▶ _Directions_
Extract the records below word for word and ignore the images.

▶ _Exercise material_
________
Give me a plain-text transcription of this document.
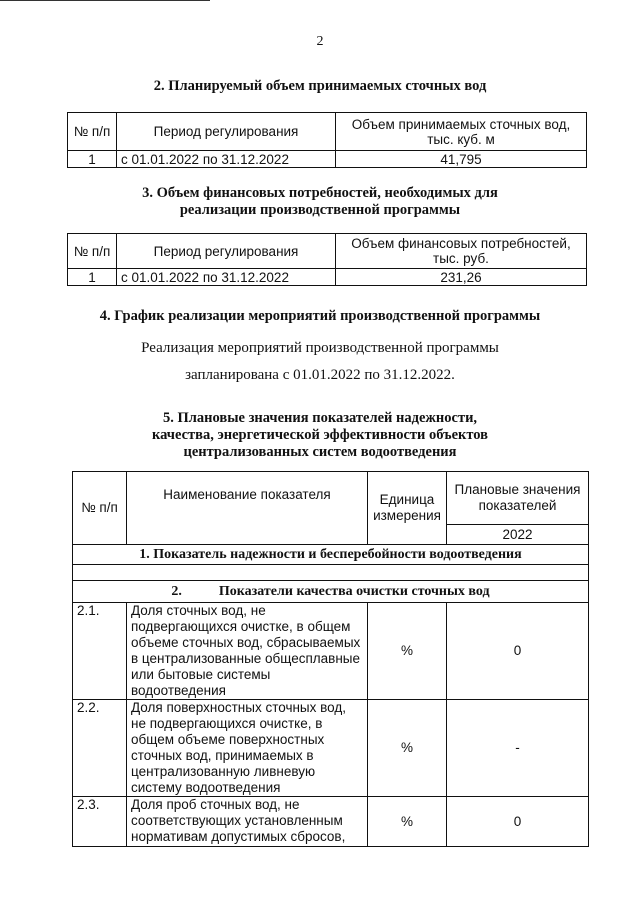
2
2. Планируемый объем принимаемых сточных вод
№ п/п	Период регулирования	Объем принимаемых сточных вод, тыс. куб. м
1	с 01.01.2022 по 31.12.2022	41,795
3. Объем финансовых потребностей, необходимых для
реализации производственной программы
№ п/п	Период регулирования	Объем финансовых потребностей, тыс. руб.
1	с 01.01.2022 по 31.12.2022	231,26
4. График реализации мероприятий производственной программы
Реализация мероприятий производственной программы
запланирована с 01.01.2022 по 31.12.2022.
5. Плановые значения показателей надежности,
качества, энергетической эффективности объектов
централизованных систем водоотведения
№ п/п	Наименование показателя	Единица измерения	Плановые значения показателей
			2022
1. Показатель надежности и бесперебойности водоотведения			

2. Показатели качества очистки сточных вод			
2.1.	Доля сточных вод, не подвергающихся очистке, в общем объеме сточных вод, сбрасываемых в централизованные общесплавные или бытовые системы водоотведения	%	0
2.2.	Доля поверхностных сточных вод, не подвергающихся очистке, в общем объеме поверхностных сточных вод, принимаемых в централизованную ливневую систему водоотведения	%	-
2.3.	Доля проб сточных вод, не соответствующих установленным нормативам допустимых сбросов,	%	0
________
▶ _Result of this task_
Give me a plain-text transcription of this document.
2
2. Планируемый объем принимаемых сточных вод
№ п/п	Период регулирования	Объем принимаемых сточных вод, тыс. куб. м
1	с 01.01.2022 по 31.12.2022	41,795
3. Объем финансовых потребностей, необходимых для
реализации производственной программы
№ п/п	Период регулирования	Объем финансовых потребностей, тыс. руб.
1	с 01.01.2022 по 31.12.2022	231,26
4. График реализации мероприятий производственной программы
Реализация мероприятий производственной программы
запланирована с 01.01.2022 по 31.12.2022.
5. Плановые значения показателей надежности,
качества, энергетической эффективности объектов
централизованных систем водоотведения
№ п/п	Наименование показателя	Единица измерения	Плановые значения показателей
			2022
1. Показатель надежности и бесперебойности водоотведения			

2. Показатели качества очистки сточных вод			
2.1.	Доля сточных вод, не подвергающихся очистке, в общем объеме сточных вод, сбрасываемых в централизованные общесплавные или бытовые системы водоотведения	%	0
2.2.	Доля поверхностных сточных вод, не подвергающихся очистке, в общем объеме поверхностных сточных вод, принимаемых в централизованную ливневую систему водоотведения	%	-
2.3.	Доля проб сточных вод, не соответствующих установленным нормативам допустимых сбросов,	%	0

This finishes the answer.